▸ **Written problem**:
Copy every one of the rows below verbatim, line by line, changing nothing.

▸ **Record extracts**:
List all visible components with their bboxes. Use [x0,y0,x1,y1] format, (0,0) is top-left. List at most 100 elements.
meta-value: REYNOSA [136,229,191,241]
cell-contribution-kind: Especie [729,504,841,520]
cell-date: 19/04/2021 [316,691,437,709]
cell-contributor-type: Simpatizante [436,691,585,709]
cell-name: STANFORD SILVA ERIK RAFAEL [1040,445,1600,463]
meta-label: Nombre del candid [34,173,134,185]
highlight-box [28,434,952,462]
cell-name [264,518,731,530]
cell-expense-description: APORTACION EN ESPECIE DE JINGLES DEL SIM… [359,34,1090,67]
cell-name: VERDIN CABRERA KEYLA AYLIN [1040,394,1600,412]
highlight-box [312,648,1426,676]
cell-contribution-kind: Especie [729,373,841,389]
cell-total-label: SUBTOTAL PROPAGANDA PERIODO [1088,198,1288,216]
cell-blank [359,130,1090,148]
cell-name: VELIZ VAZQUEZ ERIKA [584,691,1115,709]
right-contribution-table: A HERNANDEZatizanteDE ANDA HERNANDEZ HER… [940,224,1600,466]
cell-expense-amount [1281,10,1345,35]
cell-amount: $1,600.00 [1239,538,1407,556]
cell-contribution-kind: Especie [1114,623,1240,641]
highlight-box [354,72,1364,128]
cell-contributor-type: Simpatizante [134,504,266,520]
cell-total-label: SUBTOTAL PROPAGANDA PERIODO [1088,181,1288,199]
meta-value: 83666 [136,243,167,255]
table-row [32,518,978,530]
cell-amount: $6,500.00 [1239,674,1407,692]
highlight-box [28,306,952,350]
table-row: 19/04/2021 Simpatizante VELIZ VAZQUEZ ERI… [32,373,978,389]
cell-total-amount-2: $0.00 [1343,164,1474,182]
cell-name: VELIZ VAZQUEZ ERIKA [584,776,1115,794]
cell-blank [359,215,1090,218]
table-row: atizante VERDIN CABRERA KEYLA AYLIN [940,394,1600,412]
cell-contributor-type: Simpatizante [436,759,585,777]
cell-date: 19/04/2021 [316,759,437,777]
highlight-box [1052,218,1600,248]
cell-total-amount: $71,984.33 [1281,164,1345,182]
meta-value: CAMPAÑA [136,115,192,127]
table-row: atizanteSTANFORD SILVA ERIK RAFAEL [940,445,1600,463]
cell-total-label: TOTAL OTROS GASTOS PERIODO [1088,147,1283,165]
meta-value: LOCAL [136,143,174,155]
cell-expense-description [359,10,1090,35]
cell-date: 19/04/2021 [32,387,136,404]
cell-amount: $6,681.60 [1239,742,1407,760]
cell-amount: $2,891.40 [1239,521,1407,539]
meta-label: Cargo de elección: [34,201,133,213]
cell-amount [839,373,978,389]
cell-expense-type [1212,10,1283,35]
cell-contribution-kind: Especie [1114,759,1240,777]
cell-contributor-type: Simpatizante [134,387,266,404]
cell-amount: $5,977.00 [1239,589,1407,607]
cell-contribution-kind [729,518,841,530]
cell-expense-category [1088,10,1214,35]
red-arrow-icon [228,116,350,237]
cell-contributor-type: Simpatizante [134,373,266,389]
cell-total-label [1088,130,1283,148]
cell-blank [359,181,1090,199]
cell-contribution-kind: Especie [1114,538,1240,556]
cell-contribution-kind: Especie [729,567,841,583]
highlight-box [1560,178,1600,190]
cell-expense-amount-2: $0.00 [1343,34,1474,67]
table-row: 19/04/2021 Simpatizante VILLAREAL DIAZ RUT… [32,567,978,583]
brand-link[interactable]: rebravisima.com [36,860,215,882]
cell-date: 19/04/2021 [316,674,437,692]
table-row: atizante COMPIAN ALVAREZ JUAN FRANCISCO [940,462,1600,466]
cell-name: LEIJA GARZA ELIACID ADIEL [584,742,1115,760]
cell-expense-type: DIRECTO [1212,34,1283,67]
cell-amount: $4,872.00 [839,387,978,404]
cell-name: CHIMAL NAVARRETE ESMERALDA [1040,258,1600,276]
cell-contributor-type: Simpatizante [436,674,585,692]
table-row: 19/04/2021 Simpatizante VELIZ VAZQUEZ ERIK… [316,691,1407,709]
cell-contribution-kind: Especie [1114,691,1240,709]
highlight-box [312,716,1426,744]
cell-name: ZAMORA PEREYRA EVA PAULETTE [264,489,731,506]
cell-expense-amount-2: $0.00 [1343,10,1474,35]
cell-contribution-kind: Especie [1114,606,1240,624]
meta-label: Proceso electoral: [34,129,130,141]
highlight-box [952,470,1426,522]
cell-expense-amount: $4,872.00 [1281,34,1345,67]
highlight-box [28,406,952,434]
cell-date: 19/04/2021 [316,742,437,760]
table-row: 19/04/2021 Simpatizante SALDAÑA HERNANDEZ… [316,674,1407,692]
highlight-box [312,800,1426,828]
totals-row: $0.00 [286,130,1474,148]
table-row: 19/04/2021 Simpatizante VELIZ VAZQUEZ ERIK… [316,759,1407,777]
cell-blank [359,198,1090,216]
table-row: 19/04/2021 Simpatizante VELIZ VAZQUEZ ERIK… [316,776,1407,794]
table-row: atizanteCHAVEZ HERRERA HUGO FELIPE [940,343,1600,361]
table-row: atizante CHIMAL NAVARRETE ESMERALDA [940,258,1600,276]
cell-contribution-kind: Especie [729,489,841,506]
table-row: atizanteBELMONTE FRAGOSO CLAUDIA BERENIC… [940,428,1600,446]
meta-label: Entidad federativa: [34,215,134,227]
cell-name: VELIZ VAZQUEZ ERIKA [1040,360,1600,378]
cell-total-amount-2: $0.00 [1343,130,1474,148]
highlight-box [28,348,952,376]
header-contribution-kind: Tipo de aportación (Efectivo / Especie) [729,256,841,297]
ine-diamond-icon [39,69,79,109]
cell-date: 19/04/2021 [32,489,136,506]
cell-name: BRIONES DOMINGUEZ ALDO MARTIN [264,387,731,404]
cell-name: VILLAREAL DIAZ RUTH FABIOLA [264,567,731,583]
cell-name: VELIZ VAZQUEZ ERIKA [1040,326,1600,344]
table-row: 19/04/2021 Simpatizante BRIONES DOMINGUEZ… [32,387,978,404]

▸ **Result**:
List all visible components with their bboxes. Use [x0,y0,x1,y1] format, (0,0) is top-left. List at most 100 elements.
meta-value: REYNOSA [136,229,191,241]
cell-contribution-kind: Especie [729,504,841,520]
cell-date: 19/04/2021 [316,691,437,709]
cell-contributor-type: Simpatizante [436,691,585,709]
cell-name: STANFORD SILVA ERIK RAFAEL [1040,445,1600,463]
meta-label: Nombre del candid [34,173,134,185]
highlight-box [28,434,952,462]
cell-name [264,518,731,530]
cell-expense-description: APORTACION EN ESPECIE DE JINGLES DEL SIM… [359,34,1090,67]
cell-name: VERDIN CABRERA KEYLA AYLIN [1040,394,1600,412]
highlight-box [312,648,1426,676]
cell-contribution-kind: Especie [729,373,841,389]
cell-total-label: SUBTOTAL PROPAGANDA PERIODO [1088,198,1288,216]
cell-blank [359,130,1090,148]
cell-name: VELIZ VAZQUEZ ERIKA [584,691,1115,709]
right-contribution-table: A HERNANDEZatizanteDE ANDA HERNANDEZ HER… [940,224,1600,466]
cell-expense-amount [1281,10,1345,35]
cell-amount: $1,600.00 [1239,538,1407,556]
cell-contribution-kind: Especie [1114,623,1240,641]
highlight-box [354,72,1364,128]
cell-contributor-type: Simpatizante [134,504,266,520]
cell-total-label: SUBTOTAL PROPAGANDA PERIODO [1088,181,1288,199]
meta-value: 83666 [136,243,167,255]
table-row [32,518,978,530]
cell-amount: $6,500.00 [1239,674,1407,692]
highlight-box [28,306,952,350]
table-row: 19/04/2021 Simpatizante VELIZ VAZQUEZ ERI… [32,373,978,389]
cell-total-amount-2: $0.00 [1343,164,1474,182]
cell-name: VELIZ VAZQUEZ ERIKA [584,776,1115,794]
cell-blank [359,215,1090,218]
table-row: atizante VERDIN CABRERA KEYLA AYLIN [940,394,1600,412]
cell-contributor-type: Simpatizante [436,759,585,777]
cell-date: 19/04/2021 [316,759,437,777]
highlight-box [1052,218,1600,248]
cell-total-amount: $71,984.33 [1281,164,1345,182]
meta-value: CAMPAÑA [136,115,192,127]
table-row: atizanteSTANFORD SILVA ERIK RAFAEL [940,445,1600,463]
cell-total-label: TOTAL OTROS GASTOS PERIODO [1088,147,1283,165]
meta-value: LOCAL [136,143,174,155]
cell-expense-description [359,10,1090,35]
cell-date: 19/04/2021 [32,387,136,404]
cell-amount: $6,681.60 [1239,742,1407,760]
cell-amount: $2,891.40 [1239,521,1407,539]
meta-label: Cargo de elección: [34,201,133,213]
cell-amount [839,373,978,389]
cell-expense-type [1212,10,1283,35]
cell-contribution-kind: Especie [1114,759,1240,777]
cell-contributor-type: Simpatizante [134,387,266,404]
cell-amount: $5,977.00 [1239,589,1407,607]
cell-contribution-kind [729,518,841,530]
cell-expense-category [1088,10,1214,35]
red-arrow-icon [228,116,350,237]
cell-contributor-type: Simpatizante [134,373,266,389]
cell-total-label [1088,130,1283,148]
cell-blank [359,181,1090,199]
cell-contribution-kind: Especie [1114,538,1240,556]
cell-contribution-kind: Especie [729,567,841,583]
highlight-box [1560,178,1600,190]
cell-expense-amount-2: $0.00 [1343,34,1474,67]
table-row: 19/04/2021 Simpatizante VILLAREAL DIAZ RUT… [32,567,978,583]
brand-link[interactable]: rebravisima.com [36,860,215,882]
cell-date: 19/04/2021 [316,674,437,692]
table-row: atizante COMPIAN ALVAREZ JUAN FRANCISCO [940,462,1600,466]
cell-name: LEIJA GARZA ELIACID ADIEL [584,742,1115,760]
cell-expense-type: DIRECTO [1212,34,1283,67]
cell-amount: $4,872.00 [839,387,978,404]
cell-name: CHIMAL NAVARRETE ESMERALDA [1040,258,1600,276]
cell-contributor-type: Simpatizante [436,674,585,692]
table-row: 19/04/2021 Simpatizante VELIZ VAZQUEZ ERIK… [316,691,1407,709]
cell-contribution-kind: Especie [1114,691,1240,709]
highlight-box [312,716,1426,744]
cell-name: ZAMORA PEREYRA EVA PAULETTE [264,489,731,506]
cell-expense-amount-2: $0.00 [1343,10,1474,35]
cell-contribution-kind: Especie [1114,606,1240,624]
meta-label: Proceso electoral: [34,129,130,141]
highlight-box [952,470,1426,522]
cell-expense-amount: $4,872.00 [1281,34,1345,67]
highlight-box [28,406,952,434]
cell-date: 19/04/2021 [316,742,437,760]
table-row: 19/04/2021 Simpatizante SALDAÑA HERNANDEZ… [316,674,1407,692]
highlight-box [312,800,1426,828]
totals-row: $0.00 [286,130,1474,148]
table-row: 19/04/2021 Simpatizante VELIZ VAZQUEZ ERIK… [316,759,1407,777]
cell-blank [359,198,1090,216]
table-row: 19/04/2021 Simpatizante VELIZ VAZQUEZ ERIK… [316,776,1407,794]
table-row: atizanteCHAVEZ HERRERA HUGO FELIPE [940,343,1600,361]
table-row: atizante CHIMAL NAVARRETE ESMERALDA [940,258,1600,276]
cell-contribution-kind: Especie [729,489,841,506]
table-row: atizanteBELMONTE FRAGOSO CLAUDIA BERENIC… [940,428,1600,446]
meta-label: Entidad federativa: [34,215,134,227]
cell-name: VELIZ VAZQUEZ ERIKA [1040,360,1600,378]
cell-total-amount-2: $0.00 [1343,130,1474,148]
highlight-box [28,348,952,376]
header-contribution-kind: Tipo de aportación (Efectivo / Especie) [729,256,841,297]
ine-diamond-icon [39,69,79,109]
cell-date: 19/04/2021 [32,489,136,506]
cell-name: BRIONES DOMINGUEZ ALDO MARTIN [264,387,731,404]
cell-name: VILLAREAL DIAZ RUTH FABIOLA [264,567,731,583]
cell-name: VELIZ VAZQUEZ ERIKA [1040,326,1600,344]
table-row: 19/04/2021 Simpatizante BRIONES DOMINGUEZ… [32,387,978,404]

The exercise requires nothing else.